BEGIN Supplied material

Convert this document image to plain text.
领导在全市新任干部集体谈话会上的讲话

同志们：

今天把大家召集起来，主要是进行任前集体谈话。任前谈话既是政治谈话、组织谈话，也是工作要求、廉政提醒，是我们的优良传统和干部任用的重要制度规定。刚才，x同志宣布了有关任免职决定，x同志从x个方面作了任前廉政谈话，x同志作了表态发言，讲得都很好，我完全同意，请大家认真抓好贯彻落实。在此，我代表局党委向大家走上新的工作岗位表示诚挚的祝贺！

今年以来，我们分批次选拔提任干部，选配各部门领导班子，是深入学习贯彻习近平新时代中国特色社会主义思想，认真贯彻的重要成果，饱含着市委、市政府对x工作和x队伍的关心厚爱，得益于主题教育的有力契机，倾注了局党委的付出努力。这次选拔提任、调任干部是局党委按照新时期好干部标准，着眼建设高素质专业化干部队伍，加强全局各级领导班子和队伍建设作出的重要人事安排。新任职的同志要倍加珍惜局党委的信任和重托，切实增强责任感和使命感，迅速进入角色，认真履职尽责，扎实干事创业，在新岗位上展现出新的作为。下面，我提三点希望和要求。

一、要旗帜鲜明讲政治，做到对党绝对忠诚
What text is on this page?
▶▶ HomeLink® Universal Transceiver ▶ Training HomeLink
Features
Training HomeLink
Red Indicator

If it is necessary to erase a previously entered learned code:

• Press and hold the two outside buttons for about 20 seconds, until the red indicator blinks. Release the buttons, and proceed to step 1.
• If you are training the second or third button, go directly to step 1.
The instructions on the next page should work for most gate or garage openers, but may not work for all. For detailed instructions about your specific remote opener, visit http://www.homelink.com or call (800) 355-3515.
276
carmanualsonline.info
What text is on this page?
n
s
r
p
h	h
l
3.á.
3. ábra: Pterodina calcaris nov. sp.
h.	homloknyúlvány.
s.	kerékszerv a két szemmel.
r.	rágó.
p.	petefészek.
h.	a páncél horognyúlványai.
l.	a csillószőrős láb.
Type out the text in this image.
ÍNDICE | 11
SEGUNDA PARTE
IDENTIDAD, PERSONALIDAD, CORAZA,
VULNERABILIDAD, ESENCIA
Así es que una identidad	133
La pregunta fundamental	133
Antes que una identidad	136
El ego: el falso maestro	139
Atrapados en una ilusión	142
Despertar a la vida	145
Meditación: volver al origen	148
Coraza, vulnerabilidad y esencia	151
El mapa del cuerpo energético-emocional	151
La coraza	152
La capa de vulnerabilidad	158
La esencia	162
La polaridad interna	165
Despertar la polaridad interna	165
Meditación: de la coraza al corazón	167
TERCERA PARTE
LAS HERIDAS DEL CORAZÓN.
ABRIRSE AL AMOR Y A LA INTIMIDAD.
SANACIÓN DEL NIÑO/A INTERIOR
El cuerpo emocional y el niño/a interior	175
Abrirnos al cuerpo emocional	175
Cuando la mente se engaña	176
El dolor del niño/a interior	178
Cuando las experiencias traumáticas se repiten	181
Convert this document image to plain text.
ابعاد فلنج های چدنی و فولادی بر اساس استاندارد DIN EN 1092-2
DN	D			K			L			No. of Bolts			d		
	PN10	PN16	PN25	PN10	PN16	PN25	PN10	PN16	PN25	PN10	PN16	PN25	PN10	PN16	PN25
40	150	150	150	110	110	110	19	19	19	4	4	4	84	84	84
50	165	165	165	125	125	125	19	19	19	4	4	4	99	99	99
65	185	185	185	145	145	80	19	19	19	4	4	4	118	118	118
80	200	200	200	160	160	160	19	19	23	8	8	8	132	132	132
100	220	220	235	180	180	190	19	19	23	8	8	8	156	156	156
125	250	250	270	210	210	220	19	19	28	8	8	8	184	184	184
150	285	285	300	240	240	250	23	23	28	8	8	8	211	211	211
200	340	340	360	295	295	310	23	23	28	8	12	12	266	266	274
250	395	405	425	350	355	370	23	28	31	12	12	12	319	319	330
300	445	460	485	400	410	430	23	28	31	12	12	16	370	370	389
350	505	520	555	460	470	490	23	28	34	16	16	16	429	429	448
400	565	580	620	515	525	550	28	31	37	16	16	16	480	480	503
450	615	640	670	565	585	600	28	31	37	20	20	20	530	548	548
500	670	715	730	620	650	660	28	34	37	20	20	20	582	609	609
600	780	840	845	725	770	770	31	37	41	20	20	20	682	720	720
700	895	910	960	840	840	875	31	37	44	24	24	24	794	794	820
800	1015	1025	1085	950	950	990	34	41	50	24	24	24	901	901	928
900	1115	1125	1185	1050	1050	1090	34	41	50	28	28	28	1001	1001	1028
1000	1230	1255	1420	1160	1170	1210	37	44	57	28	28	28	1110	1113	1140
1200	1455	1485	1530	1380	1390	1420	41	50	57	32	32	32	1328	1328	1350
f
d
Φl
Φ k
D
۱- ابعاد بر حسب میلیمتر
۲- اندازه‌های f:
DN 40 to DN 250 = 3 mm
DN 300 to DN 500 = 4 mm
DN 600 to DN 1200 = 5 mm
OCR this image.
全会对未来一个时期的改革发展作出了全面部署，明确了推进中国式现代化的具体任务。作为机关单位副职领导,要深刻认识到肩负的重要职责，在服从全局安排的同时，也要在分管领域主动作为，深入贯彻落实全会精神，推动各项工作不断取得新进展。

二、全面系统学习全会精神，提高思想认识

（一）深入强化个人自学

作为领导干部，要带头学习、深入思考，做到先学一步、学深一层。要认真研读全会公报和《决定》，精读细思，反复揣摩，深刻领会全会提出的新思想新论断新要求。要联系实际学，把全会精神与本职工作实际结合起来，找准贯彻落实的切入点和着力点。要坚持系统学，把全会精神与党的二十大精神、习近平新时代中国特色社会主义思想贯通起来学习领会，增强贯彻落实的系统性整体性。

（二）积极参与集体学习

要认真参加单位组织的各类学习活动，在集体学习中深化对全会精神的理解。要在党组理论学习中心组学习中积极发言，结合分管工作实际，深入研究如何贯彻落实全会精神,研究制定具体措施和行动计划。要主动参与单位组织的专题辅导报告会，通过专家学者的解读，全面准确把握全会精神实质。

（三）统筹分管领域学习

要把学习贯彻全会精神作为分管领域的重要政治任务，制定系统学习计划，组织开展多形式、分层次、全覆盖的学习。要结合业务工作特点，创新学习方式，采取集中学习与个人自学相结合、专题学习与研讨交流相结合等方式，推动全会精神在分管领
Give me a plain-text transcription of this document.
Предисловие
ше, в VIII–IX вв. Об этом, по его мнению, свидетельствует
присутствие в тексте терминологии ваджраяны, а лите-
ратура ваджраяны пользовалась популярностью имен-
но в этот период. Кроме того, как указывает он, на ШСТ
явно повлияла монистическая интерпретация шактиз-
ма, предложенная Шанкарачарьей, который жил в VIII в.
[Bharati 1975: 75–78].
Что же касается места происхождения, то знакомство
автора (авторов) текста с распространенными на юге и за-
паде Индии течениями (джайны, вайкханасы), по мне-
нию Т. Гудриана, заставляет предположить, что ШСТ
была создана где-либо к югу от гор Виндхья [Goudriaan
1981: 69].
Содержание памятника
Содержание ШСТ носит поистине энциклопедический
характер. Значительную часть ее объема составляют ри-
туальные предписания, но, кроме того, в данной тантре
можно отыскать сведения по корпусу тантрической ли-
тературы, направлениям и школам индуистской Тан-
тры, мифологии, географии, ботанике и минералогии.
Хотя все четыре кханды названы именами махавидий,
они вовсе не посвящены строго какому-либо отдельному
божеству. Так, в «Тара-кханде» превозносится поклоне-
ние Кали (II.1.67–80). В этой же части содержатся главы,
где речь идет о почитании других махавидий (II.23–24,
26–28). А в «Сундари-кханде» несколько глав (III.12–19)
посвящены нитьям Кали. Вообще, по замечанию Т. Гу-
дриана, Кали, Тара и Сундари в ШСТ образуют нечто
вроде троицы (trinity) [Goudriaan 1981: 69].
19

END Supplied material

Exercise prompt:
Using the listing above, return all lines where the word "кханде" occurs.

Output for this exercise:
божеству. Так, в «Тара-кханде» превозносится поклоне-
26–28). А в «Сундари-кханде» несколько глав (III.12–19)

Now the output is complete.